Task to carry out: Write out the entries verbatim and leave the images out of the copy.

— Start of Input for this task —

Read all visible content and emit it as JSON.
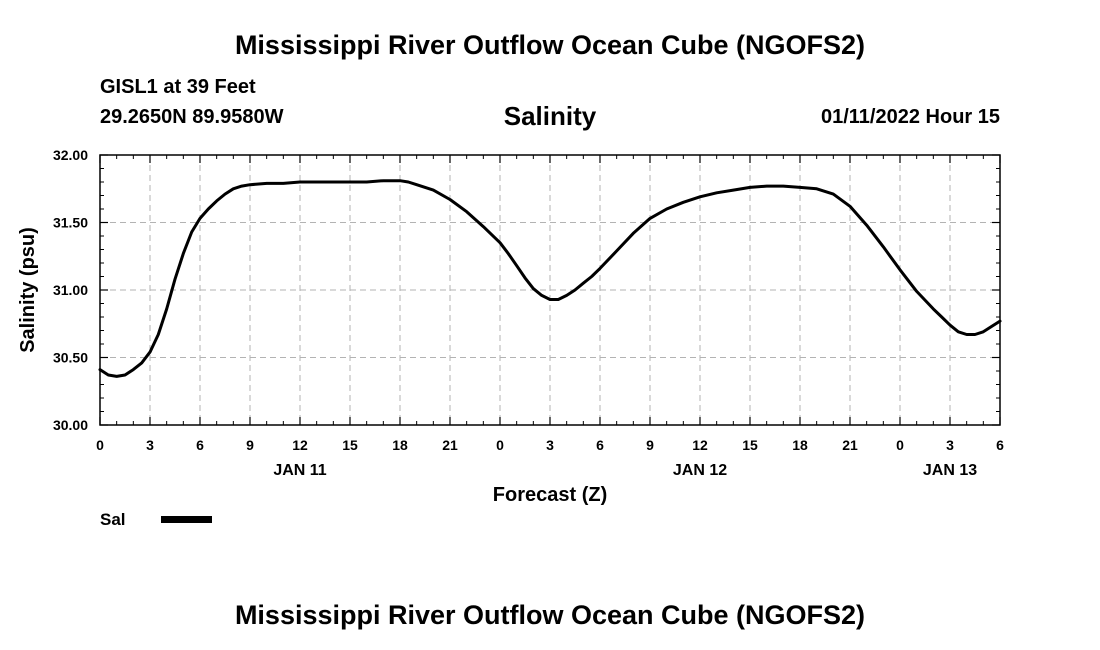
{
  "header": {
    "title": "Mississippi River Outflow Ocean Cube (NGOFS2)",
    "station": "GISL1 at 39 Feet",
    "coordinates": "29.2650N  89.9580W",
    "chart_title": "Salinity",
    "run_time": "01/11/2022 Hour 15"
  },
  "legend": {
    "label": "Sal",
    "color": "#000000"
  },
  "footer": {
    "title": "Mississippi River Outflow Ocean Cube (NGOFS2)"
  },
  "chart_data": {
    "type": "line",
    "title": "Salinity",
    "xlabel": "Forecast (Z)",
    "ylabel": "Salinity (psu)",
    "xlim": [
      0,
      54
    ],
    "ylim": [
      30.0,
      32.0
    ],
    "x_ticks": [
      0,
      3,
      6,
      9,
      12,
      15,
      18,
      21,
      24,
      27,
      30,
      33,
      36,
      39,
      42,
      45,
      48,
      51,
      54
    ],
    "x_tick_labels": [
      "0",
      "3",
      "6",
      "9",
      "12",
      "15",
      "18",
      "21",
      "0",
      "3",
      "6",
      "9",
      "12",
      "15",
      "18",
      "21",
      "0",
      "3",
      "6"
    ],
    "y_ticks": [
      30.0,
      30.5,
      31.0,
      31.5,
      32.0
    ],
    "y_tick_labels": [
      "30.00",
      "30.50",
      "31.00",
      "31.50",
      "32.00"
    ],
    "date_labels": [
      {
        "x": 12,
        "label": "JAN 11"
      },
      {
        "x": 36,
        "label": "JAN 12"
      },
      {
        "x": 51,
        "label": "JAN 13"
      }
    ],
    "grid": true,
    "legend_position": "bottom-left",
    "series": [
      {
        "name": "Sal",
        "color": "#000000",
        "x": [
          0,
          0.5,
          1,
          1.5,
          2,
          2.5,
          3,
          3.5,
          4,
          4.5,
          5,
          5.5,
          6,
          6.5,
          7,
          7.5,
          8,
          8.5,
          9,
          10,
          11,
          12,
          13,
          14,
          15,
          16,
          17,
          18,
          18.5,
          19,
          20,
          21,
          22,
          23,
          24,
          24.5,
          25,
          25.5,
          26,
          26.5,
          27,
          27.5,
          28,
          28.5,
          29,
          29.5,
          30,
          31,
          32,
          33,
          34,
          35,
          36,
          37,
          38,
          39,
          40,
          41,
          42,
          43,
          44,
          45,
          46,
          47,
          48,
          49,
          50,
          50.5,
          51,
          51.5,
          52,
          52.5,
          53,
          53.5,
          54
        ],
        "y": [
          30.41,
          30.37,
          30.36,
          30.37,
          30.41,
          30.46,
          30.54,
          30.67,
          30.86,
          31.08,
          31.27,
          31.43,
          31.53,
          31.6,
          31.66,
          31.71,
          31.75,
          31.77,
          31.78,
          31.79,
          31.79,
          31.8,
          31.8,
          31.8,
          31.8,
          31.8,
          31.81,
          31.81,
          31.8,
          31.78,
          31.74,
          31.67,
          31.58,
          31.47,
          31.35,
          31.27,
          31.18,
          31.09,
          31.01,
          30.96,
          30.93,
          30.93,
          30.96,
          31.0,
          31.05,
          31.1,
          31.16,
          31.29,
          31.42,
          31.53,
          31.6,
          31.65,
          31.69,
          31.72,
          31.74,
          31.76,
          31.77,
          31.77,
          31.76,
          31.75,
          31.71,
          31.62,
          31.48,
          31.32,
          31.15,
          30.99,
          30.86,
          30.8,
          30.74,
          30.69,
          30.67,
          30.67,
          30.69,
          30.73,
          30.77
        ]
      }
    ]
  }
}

— End of Input for this task —

Answer to the exercise:
Read all visible content and emit it as JSON.
{
  "header": {
    "title": "Mississippi River Outflow Ocean Cube (NGOFS2)",
    "station": "GISL1 at 39 Feet",
    "coordinates": "29.2650N  89.9580W",
    "chart_title": "Salinity",
    "run_time": "01/11/2022 Hour 15"
  },
  "legend": {
    "label": "Sal",
    "color": "#000000"
  },
  "footer": {
    "title": "Mississippi River Outflow Ocean Cube (NGOFS2)"
  },
  "chart_data": {
    "type": "line",
    "title": "Salinity",
    "xlabel": "Forecast (Z)",
    "ylabel": "Salinity (psu)",
    "xlim": [
      0,
      54
    ],
    "ylim": [
      30.0,
      32.0
    ],
    "x_ticks": [
      0,
      3,
      6,
      9,
      12,
      15,
      18,
      21,
      24,
      27,
      30,
      33,
      36,
      39,
      42,
      45,
      48,
      51,
      54
    ],
    "x_tick_labels": [
      "0",
      "3",
      "6",
      "9",
      "12",
      "15",
      "18",
      "21",
      "0",
      "3",
      "6",
      "9",
      "12",
      "15",
      "18",
      "21",
      "0",
      "3",
      "6"
    ],
    "y_ticks": [
      30.0,
      30.5,
      31.0,
      31.5,
      32.0
    ],
    "y_tick_labels": [
      "30.00",
      "30.50",
      "31.00",
      "31.50",
      "32.00"
    ],
    "date_labels": [
      {
        "x": 12,
        "label": "JAN 11"
      },
      {
        "x": 36,
        "label": "JAN 12"
      },
      {
        "x": 51,
        "label": "JAN 13"
      }
    ],
    "grid": true,
    "legend_position": "bottom-left",
    "series": [
      {
        "name": "Sal",
        "color": "#000000",
        "x": [
          0,
          0.5,
          1,
          1.5,
          2,
          2.5,
          3,
          3.5,
          4,
          4.5,
          5,
          5.5,
          6,
          6.5,
          7,
          7.5,
          8,
          8.5,
          9,
          10,
          11,
          12,
          13,
          14,
          15,
          16,
          17,
          18,
          18.5,
          19,
          20,
          21,
          22,
          23,
          24,
          24.5,
          25,
          25.5,
          26,
          26.5,
          27,
          27.5,
          28,
          28.5,
          29,
          29.5,
          30,
          31,
          32,
          33,
          34,
          35,
          36,
          37,
          38,
          39,
          40,
          41,
          42,
          43,
          44,
          45,
          46,
          47,
          48,
          49,
          50,
          50.5,
          51,
          51.5,
          52,
          52.5,
          53,
          53.5,
          54
        ],
        "y": [
          30.41,
          30.37,
          30.36,
          30.37,
          30.41,
          30.46,
          30.54,
          30.67,
          30.86,
          31.08,
          31.27,
          31.43,
          31.53,
          31.6,
          31.66,
          31.71,
          31.75,
          31.77,
          31.78,
          31.79,
          31.79,
          31.8,
          31.8,
          31.8,
          31.8,
          31.8,
          31.81,
          31.81,
          31.8,
          31.78,
          31.74,
          31.67,
          31.58,
          31.47,
          31.35,
          31.27,
          31.18,
          31.09,
          31.01,
          30.96,
          30.93,
          30.93,
          30.96,
          31.0,
          31.05,
          31.1,
          31.16,
          31.29,
          31.42,
          31.53,
          31.6,
          31.65,
          31.69,
          31.72,
          31.74,
          31.76,
          31.77,
          31.77,
          31.76,
          31.75,
          31.71,
          31.62,
          31.48,
          31.32,
          31.15,
          30.99,
          30.86,
          30.8,
          30.74,
          30.69,
          30.67,
          30.67,
          30.69,
          30.73,
          30.77
        ]
      }
    ]
  }
}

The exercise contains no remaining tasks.